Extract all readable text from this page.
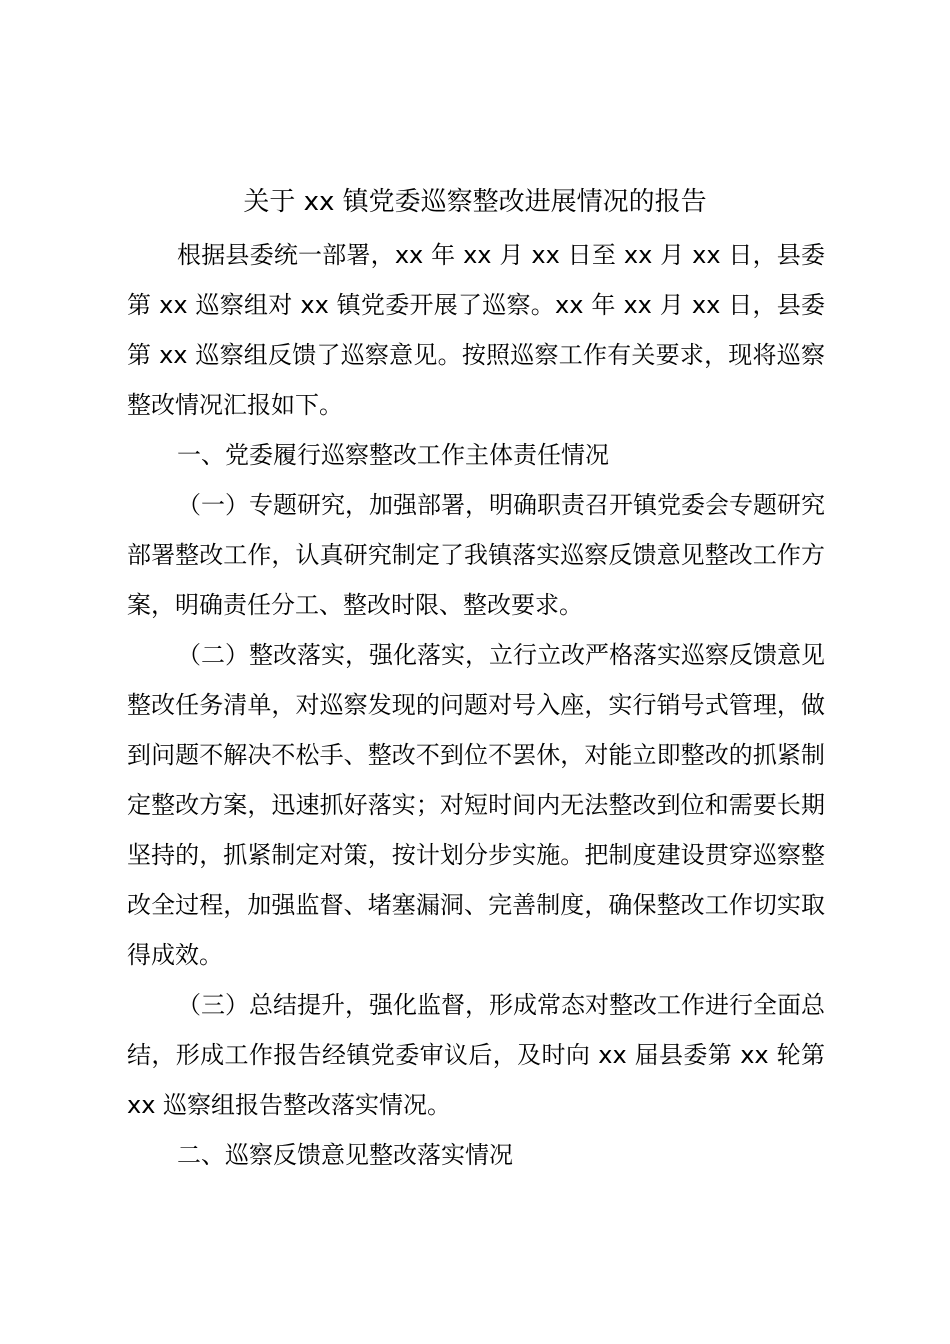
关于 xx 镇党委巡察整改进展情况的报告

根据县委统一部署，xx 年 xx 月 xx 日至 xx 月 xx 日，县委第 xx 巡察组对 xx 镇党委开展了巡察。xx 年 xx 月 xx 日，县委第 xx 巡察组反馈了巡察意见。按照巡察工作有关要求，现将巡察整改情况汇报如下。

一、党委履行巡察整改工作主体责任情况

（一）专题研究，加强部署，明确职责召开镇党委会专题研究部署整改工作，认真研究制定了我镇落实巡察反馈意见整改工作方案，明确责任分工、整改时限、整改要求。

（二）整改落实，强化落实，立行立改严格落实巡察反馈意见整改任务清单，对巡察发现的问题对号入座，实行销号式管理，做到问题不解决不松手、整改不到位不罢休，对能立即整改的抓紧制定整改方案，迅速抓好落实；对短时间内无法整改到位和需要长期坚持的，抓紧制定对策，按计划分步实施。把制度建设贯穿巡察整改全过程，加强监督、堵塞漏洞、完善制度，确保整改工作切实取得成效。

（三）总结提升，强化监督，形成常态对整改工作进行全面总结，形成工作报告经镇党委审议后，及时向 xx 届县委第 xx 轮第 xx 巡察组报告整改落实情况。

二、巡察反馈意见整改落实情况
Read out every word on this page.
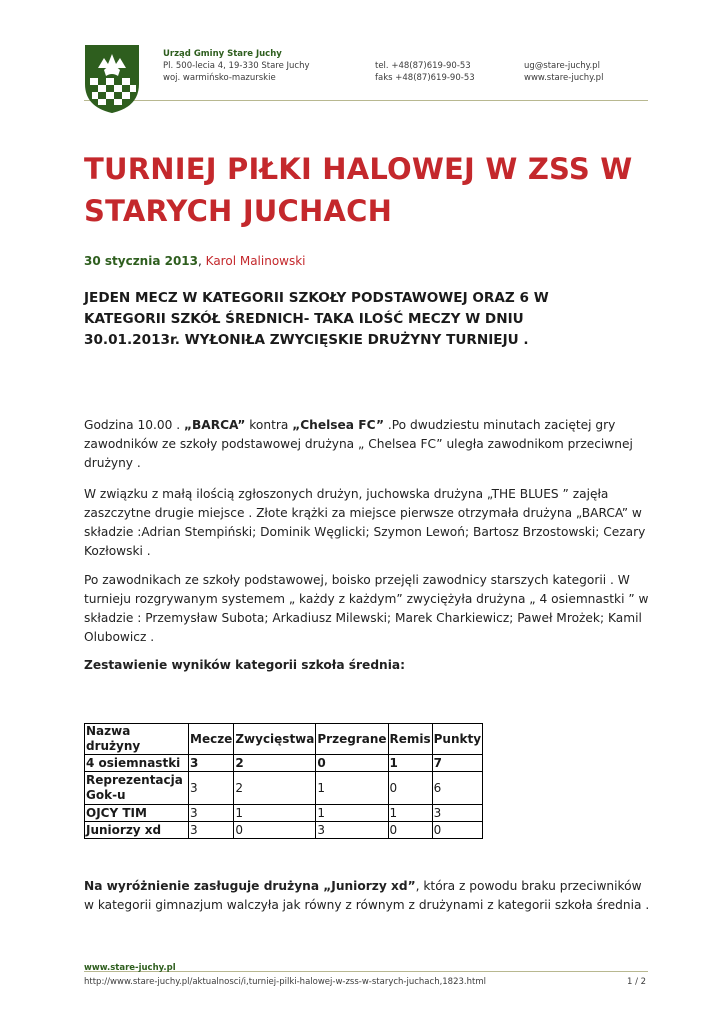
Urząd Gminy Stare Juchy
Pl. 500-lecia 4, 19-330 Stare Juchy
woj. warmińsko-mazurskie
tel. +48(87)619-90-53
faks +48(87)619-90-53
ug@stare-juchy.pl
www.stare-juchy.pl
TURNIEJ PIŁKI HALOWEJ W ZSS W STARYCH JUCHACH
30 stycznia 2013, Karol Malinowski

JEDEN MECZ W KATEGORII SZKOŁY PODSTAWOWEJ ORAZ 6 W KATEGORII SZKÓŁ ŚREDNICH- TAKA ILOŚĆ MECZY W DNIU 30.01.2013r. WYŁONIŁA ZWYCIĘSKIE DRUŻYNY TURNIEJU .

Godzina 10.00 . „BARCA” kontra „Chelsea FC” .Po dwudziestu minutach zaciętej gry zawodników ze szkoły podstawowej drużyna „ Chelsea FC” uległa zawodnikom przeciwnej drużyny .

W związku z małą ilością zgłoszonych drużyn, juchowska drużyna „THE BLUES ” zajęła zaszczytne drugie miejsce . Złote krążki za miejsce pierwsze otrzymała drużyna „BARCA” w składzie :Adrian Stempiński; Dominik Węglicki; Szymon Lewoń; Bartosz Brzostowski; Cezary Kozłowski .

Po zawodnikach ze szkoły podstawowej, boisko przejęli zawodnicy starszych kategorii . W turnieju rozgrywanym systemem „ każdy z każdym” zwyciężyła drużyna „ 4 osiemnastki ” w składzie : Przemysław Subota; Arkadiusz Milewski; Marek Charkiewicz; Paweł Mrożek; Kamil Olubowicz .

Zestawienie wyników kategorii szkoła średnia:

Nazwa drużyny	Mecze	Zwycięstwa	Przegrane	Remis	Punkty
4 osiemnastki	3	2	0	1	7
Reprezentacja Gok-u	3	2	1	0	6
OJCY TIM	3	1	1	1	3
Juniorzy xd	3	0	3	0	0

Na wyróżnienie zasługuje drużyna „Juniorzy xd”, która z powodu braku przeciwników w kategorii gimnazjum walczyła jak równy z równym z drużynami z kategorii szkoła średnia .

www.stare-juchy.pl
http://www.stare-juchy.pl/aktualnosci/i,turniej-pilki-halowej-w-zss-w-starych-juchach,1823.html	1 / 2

* **REQUIREMENT**: Using the entries above, return each line in which the word "page" occurs.

* **WORKED SOLUTION**:
Extract all readable text from this page.
Read out every word on this page.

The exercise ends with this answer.